GOAL: Select from the records below every line that has the word "Takipçilere" in it.

╔══

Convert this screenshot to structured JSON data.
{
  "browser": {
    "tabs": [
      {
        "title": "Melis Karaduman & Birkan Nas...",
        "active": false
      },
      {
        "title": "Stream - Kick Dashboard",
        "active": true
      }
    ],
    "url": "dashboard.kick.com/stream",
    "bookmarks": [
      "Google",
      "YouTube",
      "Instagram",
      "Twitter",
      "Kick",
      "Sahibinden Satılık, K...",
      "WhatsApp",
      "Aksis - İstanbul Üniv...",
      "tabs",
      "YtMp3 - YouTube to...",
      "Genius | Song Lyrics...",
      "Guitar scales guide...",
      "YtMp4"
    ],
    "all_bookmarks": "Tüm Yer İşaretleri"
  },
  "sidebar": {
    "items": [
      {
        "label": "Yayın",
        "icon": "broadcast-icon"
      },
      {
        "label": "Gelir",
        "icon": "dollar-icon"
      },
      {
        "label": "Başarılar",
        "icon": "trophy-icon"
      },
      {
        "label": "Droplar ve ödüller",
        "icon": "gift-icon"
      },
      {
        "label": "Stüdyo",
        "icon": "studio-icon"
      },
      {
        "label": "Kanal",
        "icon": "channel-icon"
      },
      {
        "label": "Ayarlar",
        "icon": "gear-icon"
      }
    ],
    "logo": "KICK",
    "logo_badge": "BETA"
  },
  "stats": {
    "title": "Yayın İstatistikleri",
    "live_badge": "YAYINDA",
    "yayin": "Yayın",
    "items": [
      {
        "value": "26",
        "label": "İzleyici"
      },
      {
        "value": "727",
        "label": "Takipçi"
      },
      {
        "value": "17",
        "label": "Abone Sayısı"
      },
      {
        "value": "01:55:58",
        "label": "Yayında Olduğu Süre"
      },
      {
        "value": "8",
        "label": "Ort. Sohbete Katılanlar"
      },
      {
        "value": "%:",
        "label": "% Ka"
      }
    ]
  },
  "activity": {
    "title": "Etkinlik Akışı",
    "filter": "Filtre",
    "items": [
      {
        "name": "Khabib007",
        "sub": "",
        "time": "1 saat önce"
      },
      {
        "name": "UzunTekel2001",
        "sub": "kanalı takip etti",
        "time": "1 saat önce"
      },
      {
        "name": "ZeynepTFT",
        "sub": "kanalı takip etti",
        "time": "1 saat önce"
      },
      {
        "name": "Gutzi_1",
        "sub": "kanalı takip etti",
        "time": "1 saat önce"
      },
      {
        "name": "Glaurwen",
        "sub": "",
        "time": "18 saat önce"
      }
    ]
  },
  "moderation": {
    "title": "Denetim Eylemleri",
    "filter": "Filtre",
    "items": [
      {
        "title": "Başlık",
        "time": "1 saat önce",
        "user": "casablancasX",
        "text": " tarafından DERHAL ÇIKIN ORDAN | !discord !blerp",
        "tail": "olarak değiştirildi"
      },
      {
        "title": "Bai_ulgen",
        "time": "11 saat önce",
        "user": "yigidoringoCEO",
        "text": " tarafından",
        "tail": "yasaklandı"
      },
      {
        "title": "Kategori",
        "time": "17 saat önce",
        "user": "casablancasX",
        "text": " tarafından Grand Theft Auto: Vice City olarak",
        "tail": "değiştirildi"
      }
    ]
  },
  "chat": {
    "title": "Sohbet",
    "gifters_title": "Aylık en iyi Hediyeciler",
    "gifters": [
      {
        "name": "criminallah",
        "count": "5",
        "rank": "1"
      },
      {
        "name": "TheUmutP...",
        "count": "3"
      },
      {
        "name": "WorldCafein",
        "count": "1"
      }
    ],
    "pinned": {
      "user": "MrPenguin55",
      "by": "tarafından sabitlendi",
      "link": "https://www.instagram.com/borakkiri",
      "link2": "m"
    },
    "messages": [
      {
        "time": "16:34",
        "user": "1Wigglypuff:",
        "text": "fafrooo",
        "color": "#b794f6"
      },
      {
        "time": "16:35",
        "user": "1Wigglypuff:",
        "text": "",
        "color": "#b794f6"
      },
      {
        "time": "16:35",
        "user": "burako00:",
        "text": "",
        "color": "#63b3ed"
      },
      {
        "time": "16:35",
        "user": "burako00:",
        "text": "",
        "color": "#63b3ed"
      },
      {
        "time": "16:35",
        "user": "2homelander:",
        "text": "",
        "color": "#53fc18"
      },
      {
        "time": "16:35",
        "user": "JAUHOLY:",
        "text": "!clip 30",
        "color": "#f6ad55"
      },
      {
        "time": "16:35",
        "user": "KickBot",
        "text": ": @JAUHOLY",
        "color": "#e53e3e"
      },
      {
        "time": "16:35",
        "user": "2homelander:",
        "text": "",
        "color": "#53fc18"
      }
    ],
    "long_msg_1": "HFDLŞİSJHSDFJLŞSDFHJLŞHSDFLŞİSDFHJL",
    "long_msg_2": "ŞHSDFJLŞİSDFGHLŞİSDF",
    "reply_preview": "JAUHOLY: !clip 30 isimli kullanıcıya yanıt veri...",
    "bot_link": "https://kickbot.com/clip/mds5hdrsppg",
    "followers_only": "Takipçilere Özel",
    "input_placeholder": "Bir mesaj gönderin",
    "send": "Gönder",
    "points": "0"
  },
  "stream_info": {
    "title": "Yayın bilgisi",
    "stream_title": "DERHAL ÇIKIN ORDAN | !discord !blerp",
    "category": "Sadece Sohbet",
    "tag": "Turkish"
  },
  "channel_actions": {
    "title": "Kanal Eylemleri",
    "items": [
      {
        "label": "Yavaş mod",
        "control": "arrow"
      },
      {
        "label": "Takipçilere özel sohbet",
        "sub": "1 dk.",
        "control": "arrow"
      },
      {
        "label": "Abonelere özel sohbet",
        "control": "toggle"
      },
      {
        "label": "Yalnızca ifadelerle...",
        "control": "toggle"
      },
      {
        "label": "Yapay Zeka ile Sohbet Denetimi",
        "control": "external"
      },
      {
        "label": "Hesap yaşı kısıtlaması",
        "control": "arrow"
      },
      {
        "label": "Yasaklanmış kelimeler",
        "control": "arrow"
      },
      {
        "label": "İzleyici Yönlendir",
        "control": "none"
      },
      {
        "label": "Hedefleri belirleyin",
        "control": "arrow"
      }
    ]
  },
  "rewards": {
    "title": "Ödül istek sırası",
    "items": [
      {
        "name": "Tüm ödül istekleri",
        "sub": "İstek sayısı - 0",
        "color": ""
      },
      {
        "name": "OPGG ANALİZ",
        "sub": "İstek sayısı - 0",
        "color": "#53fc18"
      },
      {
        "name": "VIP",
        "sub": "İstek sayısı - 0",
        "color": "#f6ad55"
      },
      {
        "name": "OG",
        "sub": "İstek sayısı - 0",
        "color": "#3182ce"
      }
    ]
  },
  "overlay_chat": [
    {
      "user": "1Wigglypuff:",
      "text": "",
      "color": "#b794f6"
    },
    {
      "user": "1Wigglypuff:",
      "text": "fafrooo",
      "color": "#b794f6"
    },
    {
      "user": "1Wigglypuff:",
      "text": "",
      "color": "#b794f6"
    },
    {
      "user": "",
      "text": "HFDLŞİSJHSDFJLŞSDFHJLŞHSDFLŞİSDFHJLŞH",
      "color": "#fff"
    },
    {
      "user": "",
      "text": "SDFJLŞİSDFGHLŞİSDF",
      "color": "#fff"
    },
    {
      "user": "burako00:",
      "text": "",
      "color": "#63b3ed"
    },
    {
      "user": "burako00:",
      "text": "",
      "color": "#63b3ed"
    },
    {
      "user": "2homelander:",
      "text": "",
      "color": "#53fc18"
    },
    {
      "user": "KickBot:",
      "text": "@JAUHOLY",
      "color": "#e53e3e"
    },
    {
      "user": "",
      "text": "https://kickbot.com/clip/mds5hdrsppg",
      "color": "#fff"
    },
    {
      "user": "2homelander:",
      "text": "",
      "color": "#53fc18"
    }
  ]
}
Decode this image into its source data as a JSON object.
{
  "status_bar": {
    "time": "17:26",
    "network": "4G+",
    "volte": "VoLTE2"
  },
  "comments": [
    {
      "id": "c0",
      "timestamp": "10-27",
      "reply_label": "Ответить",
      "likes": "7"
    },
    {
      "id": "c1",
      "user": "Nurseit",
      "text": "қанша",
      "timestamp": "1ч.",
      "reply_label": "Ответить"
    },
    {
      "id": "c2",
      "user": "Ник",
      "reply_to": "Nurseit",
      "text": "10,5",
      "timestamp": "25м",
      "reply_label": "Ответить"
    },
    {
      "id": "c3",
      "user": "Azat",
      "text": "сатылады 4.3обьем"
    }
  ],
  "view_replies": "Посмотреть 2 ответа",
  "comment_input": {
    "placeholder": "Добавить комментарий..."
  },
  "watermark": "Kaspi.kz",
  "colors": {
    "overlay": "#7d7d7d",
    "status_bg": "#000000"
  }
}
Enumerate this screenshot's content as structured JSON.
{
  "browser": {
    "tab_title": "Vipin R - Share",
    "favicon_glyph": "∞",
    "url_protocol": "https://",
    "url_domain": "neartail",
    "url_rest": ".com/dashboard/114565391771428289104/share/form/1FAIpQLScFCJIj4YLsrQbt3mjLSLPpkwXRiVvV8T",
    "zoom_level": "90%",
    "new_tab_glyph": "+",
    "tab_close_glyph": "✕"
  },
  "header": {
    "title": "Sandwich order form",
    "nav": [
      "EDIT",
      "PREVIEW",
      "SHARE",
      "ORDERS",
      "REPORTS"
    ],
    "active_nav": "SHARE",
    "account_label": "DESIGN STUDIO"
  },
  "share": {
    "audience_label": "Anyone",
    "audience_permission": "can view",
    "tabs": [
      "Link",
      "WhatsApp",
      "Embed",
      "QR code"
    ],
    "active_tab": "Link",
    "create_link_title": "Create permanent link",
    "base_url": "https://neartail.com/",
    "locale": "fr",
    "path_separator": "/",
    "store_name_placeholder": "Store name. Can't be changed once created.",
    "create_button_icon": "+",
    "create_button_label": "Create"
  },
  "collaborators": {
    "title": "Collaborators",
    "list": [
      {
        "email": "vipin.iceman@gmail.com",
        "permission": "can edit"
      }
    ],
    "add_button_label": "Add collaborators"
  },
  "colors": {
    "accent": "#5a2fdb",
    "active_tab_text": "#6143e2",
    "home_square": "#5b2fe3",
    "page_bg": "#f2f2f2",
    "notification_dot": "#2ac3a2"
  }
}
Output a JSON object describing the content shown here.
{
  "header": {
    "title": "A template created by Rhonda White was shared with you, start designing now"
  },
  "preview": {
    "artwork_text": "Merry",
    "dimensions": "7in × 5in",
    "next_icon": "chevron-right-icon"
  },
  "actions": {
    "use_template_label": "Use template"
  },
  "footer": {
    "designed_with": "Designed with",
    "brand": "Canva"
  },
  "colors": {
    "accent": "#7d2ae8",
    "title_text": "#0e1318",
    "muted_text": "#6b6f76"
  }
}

╚══

COMPLETE OUTPUT:
    "followers_only": "Takipçilere Özel",
        "label": "Takipçilere özel sohbet",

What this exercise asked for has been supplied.